### [REQUIREMENTS]
Report every line below that holds the word "this".

Chart and figure data
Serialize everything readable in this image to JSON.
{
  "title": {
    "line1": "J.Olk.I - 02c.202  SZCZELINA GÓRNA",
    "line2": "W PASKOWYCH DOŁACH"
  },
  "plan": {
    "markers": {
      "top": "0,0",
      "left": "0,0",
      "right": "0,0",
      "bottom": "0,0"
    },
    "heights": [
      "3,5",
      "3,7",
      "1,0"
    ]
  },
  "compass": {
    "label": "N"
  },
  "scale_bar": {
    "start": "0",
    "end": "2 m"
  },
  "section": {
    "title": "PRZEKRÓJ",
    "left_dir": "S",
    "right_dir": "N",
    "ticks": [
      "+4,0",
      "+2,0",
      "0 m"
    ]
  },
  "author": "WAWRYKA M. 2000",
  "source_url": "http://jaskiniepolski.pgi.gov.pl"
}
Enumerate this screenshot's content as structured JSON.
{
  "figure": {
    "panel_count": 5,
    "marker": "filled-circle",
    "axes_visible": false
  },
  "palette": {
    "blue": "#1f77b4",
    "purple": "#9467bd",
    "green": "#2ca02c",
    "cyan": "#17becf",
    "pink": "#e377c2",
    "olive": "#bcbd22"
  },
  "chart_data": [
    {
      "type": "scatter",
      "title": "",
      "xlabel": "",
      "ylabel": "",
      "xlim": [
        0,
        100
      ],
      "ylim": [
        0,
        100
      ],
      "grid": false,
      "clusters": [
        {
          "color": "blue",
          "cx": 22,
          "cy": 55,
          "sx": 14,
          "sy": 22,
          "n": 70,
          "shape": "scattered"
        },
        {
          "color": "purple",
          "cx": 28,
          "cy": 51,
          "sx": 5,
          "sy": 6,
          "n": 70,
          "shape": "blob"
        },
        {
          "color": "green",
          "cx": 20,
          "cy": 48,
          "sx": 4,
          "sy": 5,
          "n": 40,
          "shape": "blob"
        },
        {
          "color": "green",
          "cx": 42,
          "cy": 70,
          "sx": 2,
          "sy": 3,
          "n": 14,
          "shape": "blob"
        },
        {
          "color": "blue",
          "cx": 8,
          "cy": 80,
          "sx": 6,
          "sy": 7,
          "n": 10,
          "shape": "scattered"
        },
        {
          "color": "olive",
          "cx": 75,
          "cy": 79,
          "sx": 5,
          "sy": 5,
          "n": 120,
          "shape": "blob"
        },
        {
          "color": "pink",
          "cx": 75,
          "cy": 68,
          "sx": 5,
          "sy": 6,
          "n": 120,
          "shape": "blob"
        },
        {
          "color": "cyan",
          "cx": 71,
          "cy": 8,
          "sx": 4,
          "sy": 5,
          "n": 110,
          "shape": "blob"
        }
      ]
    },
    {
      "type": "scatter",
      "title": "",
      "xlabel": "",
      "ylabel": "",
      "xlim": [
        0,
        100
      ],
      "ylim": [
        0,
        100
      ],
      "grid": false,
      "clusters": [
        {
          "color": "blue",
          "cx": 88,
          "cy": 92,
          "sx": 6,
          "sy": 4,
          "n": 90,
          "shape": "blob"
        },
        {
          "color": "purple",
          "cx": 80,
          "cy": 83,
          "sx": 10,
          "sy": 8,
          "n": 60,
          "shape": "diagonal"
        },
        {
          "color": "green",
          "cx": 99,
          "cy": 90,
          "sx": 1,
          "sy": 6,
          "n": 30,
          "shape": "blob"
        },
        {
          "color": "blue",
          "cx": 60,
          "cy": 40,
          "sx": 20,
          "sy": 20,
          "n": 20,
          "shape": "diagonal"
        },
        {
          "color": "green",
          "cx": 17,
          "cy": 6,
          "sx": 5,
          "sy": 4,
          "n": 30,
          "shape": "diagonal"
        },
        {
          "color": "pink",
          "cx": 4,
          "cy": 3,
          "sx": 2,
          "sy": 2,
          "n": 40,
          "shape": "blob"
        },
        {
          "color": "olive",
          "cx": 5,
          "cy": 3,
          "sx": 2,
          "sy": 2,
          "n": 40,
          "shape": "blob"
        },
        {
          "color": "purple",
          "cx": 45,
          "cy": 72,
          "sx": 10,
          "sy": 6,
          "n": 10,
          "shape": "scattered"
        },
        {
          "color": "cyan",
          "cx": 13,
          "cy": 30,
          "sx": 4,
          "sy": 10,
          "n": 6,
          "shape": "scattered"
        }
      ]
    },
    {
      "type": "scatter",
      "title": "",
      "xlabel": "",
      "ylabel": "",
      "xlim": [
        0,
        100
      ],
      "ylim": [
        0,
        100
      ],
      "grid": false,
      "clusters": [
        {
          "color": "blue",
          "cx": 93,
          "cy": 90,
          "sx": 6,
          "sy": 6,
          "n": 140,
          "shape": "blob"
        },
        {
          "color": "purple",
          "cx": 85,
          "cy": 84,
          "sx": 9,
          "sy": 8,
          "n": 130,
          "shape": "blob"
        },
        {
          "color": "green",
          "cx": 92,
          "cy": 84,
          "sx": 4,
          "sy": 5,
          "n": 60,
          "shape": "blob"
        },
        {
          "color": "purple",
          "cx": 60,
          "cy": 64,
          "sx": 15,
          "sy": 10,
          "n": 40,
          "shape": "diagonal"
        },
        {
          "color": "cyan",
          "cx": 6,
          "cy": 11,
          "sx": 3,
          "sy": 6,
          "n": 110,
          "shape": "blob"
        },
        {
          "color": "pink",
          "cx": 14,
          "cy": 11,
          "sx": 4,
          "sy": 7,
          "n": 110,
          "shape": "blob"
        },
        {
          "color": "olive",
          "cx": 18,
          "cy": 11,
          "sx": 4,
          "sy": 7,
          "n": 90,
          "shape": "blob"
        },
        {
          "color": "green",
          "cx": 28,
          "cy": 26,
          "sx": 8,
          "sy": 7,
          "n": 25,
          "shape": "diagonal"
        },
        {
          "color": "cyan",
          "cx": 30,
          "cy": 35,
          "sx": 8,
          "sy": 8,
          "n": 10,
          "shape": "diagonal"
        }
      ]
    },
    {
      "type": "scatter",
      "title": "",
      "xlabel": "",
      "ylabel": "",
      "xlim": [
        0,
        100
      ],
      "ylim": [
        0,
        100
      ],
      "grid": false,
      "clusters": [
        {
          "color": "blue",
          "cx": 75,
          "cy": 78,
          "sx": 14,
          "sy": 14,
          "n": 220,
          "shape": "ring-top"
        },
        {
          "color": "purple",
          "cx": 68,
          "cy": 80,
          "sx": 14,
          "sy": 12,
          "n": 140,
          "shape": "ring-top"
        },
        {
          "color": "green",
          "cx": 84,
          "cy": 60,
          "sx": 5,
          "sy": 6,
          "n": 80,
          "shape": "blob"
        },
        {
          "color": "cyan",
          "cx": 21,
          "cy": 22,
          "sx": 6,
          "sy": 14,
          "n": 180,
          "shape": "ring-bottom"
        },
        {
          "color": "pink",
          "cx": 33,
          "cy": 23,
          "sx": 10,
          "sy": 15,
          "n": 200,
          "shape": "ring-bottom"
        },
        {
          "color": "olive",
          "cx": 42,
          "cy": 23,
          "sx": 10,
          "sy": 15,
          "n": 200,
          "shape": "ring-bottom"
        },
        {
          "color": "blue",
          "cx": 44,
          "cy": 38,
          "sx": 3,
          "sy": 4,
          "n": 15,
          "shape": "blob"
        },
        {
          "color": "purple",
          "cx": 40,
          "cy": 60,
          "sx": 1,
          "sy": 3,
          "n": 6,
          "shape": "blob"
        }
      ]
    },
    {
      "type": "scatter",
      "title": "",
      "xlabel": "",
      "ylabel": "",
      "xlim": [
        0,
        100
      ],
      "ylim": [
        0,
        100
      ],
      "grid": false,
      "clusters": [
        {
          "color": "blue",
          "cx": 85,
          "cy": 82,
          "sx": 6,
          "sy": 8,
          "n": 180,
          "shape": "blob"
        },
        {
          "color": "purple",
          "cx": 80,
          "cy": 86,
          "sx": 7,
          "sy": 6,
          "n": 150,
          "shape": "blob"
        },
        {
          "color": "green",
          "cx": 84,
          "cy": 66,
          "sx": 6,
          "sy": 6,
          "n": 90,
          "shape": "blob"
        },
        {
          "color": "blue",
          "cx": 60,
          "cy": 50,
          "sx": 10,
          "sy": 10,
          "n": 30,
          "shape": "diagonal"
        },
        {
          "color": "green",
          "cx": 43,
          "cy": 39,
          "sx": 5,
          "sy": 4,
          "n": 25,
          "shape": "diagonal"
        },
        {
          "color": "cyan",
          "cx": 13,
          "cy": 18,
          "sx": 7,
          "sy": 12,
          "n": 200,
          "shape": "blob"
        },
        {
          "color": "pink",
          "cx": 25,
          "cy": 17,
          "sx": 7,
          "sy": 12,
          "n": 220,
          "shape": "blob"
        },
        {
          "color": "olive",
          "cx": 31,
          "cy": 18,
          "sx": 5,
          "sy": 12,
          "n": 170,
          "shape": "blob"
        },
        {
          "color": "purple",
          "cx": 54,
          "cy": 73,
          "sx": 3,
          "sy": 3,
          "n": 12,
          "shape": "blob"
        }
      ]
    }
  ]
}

### [EXPECTED ANSWER]
Serialize everything readable in this image to JSON.
Enumerate this screenshot's content as structured JSON.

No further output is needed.